● **EXERCISE AIM**
Turn the lines of every item below into a Markdown table with the columns "Row" and "Line," giving each line its own numbered row and skipping blank lines. Leave out the pictures.

● **DATA FOR PROCESSING**
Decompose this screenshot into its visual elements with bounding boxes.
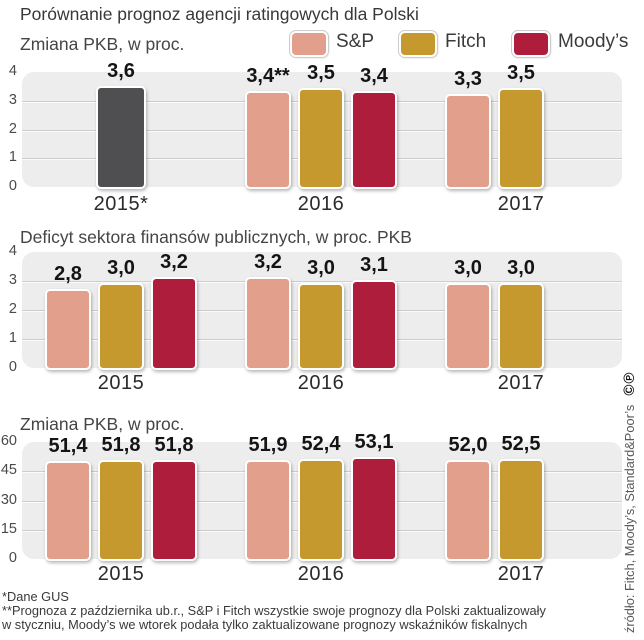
bar-value-label: 52,5 [501, 432, 541, 455]
chart3-plot: 51,4 51,8 51,8 51,9 52,4 53,1 52,0 52,5 [22, 431, 622, 561]
y-tick-label: 15 [0, 520, 17, 537]
x-axis-label: 2017 [497, 372, 545, 394]
legend-swatch-sp [290, 31, 328, 57]
bar-value-label: 3,5 [507, 62, 535, 85]
bar-fitch-2015 [98, 283, 144, 370]
x-axis-label: 2015 [97, 563, 145, 585]
y-tick-label: 4 [8, 243, 17, 259]
bar-moodys-2015 [151, 277, 197, 370]
y-tick-label: 3 [8, 272, 17, 288]
y-tick-label: 4 [8, 63, 17, 79]
bar-sp-2016 [245, 459, 291, 561]
footnote-dane-gus: *Dane GUS [2, 589, 69, 604]
bar-fitch-2015 [98, 460, 144, 561]
legend-swatch-moodys [512, 31, 550, 57]
legend-swatch-fitch [399, 31, 437, 57]
bar-fitch-2017 [498, 458, 544, 561]
bar-value-label: 3,1 [360, 254, 388, 277]
bar-value-label: 3,4** [246, 65, 290, 88]
bar-moodys-2016 [351, 91, 397, 189]
bar-sp-2017 [445, 459, 491, 561]
y-tick-label: 2 [8, 301, 17, 317]
x-axis-label: 2017 [497, 563, 545, 585]
x-axis-label: 2016 [297, 563, 345, 585]
legend-label-moodys: Moody’s [558, 31, 629, 52]
copyright-icons: ©℗ [621, 371, 638, 396]
bar-value-label: 3,2 [254, 251, 282, 274]
bar-value-label: 3,3 [454, 68, 482, 91]
footnotes: *Dane GUS **Prognoza z października ub.r… [2, 590, 546, 631]
bar-value-label: 3,6 [107, 59, 135, 82]
bar-value-label: 51,8 [101, 434, 141, 456]
bar-value-label: 52,4 [301, 432, 341, 455]
x-axis-label: 2017 [497, 193, 545, 215]
y-tick-label: 45 [0, 462, 17, 479]
bar-sp-2015 [45, 288, 91, 370]
bar-fitch-2017 [498, 283, 544, 370]
bar-value-label: 3,4 [360, 65, 388, 88]
bar-gus-2015 [96, 85, 146, 189]
x-axis-label: 2016 [297, 372, 345, 394]
source-text: źródło: Fitch, Moody’s, Standard&Poor’s [622, 404, 637, 633]
bar-sp-2016 [245, 277, 291, 370]
x-axis-label: 2015* [93, 193, 149, 215]
footnote-prognoza-line2: w styczniu, Moody’s we wtorek podała tyl… [2, 616, 528, 632]
bar-sp-2016 [245, 91, 291, 189]
bar-moodys-2015 [151, 460, 197, 561]
bar-value-label: 51,8 [154, 434, 194, 456]
bar-value-label: 3,0 [454, 257, 482, 279]
bar-sp-2017 [445, 283, 491, 370]
legend-label-sp: S&P [336, 31, 375, 52]
y-tick-label: 0 [8, 178, 17, 194]
y-tick-label: 3 [8, 91, 17, 108]
y-tick-label: 1 [8, 149, 17, 166]
y-tick-label: 2 [8, 120, 17, 137]
chart2-plot: 2,8 3,0 3,2 3,2 3,0 3,1 3,0 3,0 [22, 251, 622, 370]
source-vertical: źródło: Fitch, Moody’s, Standard&Poor’s ©… [621, 293, 638, 633]
bar-value-label: 51,4 [48, 434, 88, 457]
chart2-title: Deficyt sektora finansów publicznych, w … [20, 227, 412, 247]
bar-value-label: 2,8 [54, 262, 82, 285]
bar-moodys-2016 [351, 457, 397, 561]
y-tick-label: 0 [8, 550, 17, 566]
bar-value-label: 3,0 [307, 257, 335, 279]
bar-fitch-2016 [298, 283, 344, 370]
x-axis-label: 2015 [97, 372, 145, 394]
chart1-title: Zmiana PKB, w proc. [20, 34, 185, 54]
bar-fitch-2017 [498, 88, 544, 189]
gridline [22, 281, 622, 282]
y-tick-label: 60 [0, 433, 17, 449]
bar-fitch-2016 [298, 458, 344, 561]
y-tick-label: 30 [0, 491, 17, 508]
bar-value-label: 51,9 [248, 433, 288, 456]
bar-fitch-2016 [298, 88, 344, 189]
footnote-prognoza-line1: **Prognoza z października ub.r., S&P i F… [2, 602, 546, 618]
chart3-title: Zmiana PKB, w proc. [20, 414, 185, 434]
x-axis-label: 2016 [297, 193, 345, 215]
bar-value-label: 52,0 [448, 433, 488, 456]
bar-value-label: 3,0 [507, 257, 535, 279]
bar-value-label: 3,2 [160, 251, 188, 274]
legend-label-fitch: Fitch [445, 31, 487, 52]
chart1-plot: 3,6 3,4** 3,5 3,4 3,3 3,5 [22, 60, 622, 189]
bar-moodys-2016 [351, 280, 397, 370]
bar-value-label: 3,0 [107, 257, 135, 279]
bar-sp-2017 [445, 94, 491, 189]
bar-value-label: 3,5 [307, 62, 335, 85]
y-tick-label: 0 [8, 359, 17, 375]
bar-value-label: 53,1 [354, 431, 394, 454]
bar-sp-2015 [45, 460, 91, 561]
page-title: Porównanie prognoz agencji ratingowych d… [20, 4, 419, 24]
y-tick-label: 1 [8, 330, 17, 346]
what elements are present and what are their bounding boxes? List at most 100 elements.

● **REPLY**
| Row | Line |
|---|---|
| 1 | Decompose this screenshot into its visual elements with bounding boxes. |
| 2 | bar-value-label: 52,5 [501, 432, 541, 455] |
| 3 | chart3-plot: 51,4 51,8 51,8 51,9 52,4 53,1 52,0 52,5 [22, 431, 622, 561] |
| 4 | y-tick-label: 15 [0, 520, 17, 537] |
| 5 | x-axis-label: 2017 [497, 372, 545, 394] |
| 6 | legend-swatch-sp [290, 31, 328, 57] |
| 7 | bar-value-label: 3,5 [507, 62, 535, 85] |
| 8 | bar-fitch-2015 [98, 283, 144, 370] |
| 9 | x-axis-label: 2015 [97, 563, 145, 585] |
| 10 | y-tick-label: 4 [8, 243, 17, 259] |
| 11 | bar-moodys-2015 [151, 277, 197, 370] |
| 12 | y-tick-label: 3 [8, 272, 17, 288] |
| 13 | y-tick-label: 4 [8, 63, 17, 79] |
| 14 | bar-sp-2016 [245, 459, 291, 561] |
| 15 | footnote-dane-gus: *Dane GUS [2, 589, 69, 604] |
| 16 | bar-fitch-2015 [98, 460, 144, 561] |
| 17 | legend-swatch-moodys [512, 31, 550, 57] |
| 18 | legend-swatch-fitch [399, 31, 437, 57] |
| 19 | bar-fitch-2017 [498, 458, 544, 561] |
| 20 | bar-value-label: 3,1 [360, 254, 388, 277] |
| 21 | bar-value-label: 3,4** [246, 65, 290, 88] |
| 22 | bar-moodys-2016 [351, 91, 397, 189] |
| 23 | bar-sp-2017 [445, 459, 491, 561] |
| 24 | y-tick-label: 2 [8, 301, 17, 317] |
| 25 | x-axis-label: 2017 [497, 563, 545, 585] |
| 26 | x-axis-label: 2016 [297, 563, 345, 585] |
| 27 | legend-label-moodys: Moody’s [558, 31, 629, 52] |
| 28 | copyright-icons: ©℗ [621, 371, 638, 396] |
| 29 | bar-value-label: 3,2 [254, 251, 282, 274] |
| 30 | bar-value-label: 3,3 [454, 68, 482, 91] |
| 31 | footnotes: *Dane GUS **Prognoza z października ub.r… [2, 590, 546, 631] |
| 32 | bar-value-label: 3,6 [107, 59, 135, 82] |
| 33 | bar-value-label: 51,8 [101, 434, 141, 456] |
| 34 | bar-value-label: 52,4 [301, 432, 341, 455] |
| 35 | x-axis-label: 2017 [497, 193, 545, 215] |
| 36 | y-tick-label: 45 [0, 462, 17, 479] |
| 37 | bar-sp-2015 [45, 288, 91, 370] |
| 38 | bar-fitch-2017 [498, 283, 544, 370] |
| 39 | bar-value-label: 3,4 [360, 65, 388, 88] |
| 40 | bar-gus-2015 [96, 85, 146, 189] |
| 41 | x-axis-label: 2016 [297, 372, 345, 394] |
| 42 | source-text: źródło: Fitch, Moody’s, Standard&Poor’s [622, 404, 637, 633] |
| 43 | bar-sp-2016 [245, 277, 291, 370] |
| 44 | x-axis-label: 2015* [93, 193, 149, 215] |
| 45 | footnote-prognoza-line2: w styczniu, Moody’s we wtorek podała tyl… [2, 616, 528, 632] |
| 46 | bar-sp-2016 [245, 91, 291, 189] |
| 47 | bar-moodys-2015 [151, 460, 197, 561] |
| 48 | bar-value-label: 51,8 [154, 434, 194, 456] |
| 49 | bar-value-label: 3,0 [454, 257, 482, 279] |
| 50 | bar-sp-2017 [445, 283, 491, 370] |
| 51 | legend-label-sp: S&P [336, 31, 375, 52] |
| 52 | y-tick-label: 0 [8, 178, 17, 194] |
| 53 | y-tick-label: 3 [8, 91, 17, 108] |
| 54 | y-tick-label: 1 [8, 149, 17, 166] |
| 55 | y-tick-label: 2 [8, 120, 17, 137] |
| 56 | chart2-plot: 2,8 3,0 3,2 3,2 3,0 3,1 3,0 3,0 [22, 251, 622, 370] |
| 57 | source-vertical: źródło: Fitch, Moody’s, Standard&Poor’s ©… [621, 293, 638, 633] |
| 58 | bar-value-label: 51,4 [48, 434, 88, 457] |
| 59 | chart2-title: Deficyt sektora finansów publicznych, w … [20, 227, 412, 247] |
| 60 | bar-value-label: 2,8 [54, 262, 82, 285] |
| 61 | bar-moodys-2016 [351, 457, 397, 561] |
| 62 | y-tick-label: 0 [8, 550, 17, 566] |
| 63 | bar-value-label: 3,0 [307, 257, 335, 279] |
| 64 | bar-fitch-2016 [298, 283, 344, 370] |
| 65 | x-axis-label: 2015 [97, 372, 145, 394] |
| 66 | chart1-title: Zmiana PKB, w proc. [20, 34, 185, 54] |
| 67 | bar-fitch-2017 [498, 88, 544, 189] |
| 68 | gridline [22, 281, 622, 282] |
| 69 | y-tick-label: 60 [0, 433, 17, 449] |
| 70 | bar-fitch-2016 [298, 458, 344, 561] |
| 71 | y-tick-label: 30 [0, 491, 17, 508] |
| 72 | bar-value-label: 51,9 [248, 433, 288, 456] |
| 73 | bar-fitch-2016 [298, 88, 344, 189] |
| 74 | footnote-prognoza-line1: **Prognoza z października ub.r., S&P i F… [2, 602, 546, 618] |
| 75 | chart3-title: Zmiana PKB, w proc. [20, 414, 185, 434] |
| 76 | x-axis-label: 2016 [297, 193, 345, 215] |
| 77 | bar-value-label: 52,0 [448, 433, 488, 456] |
| 78 | bar-value-label: 3,0 [507, 257, 535, 279] |
| 79 | bar-value-label: 3,2 [160, 251, 188, 274] |
| 80 | legend-label-fitch: Fitch [445, 31, 487, 52] |
| 81 | chart1-plot: 3,6 3,4** 3,5 3,4 3,3 3,5 [22, 60, 622, 189] |
| 82 | bar-moodys-2016 [351, 280, 397, 370] |
| 83 | bar-value-label: 3,0 [107, 257, 135, 279] |
| 84 | bar-sp-2017 [445, 94, 491, 189] |
| 85 | bar-value-label: 3,5 [307, 62, 335, 85] |
| 86 | y-tick-label: 0 [8, 359, 17, 375] |
| 87 | bar-value-label: 53,1 [354, 431, 394, 454] |
| 88 | bar-sp-2015 [45, 460, 91, 561] |
| 89 | page-title: Porównanie prognoz agencji ratingowych d… [20, 4, 419, 24] |
| 90 | y-tick-label: 1 [8, 330, 17, 346] |
| 91 | what elements are present and what are their bounding boxes? List at most 100 elements. |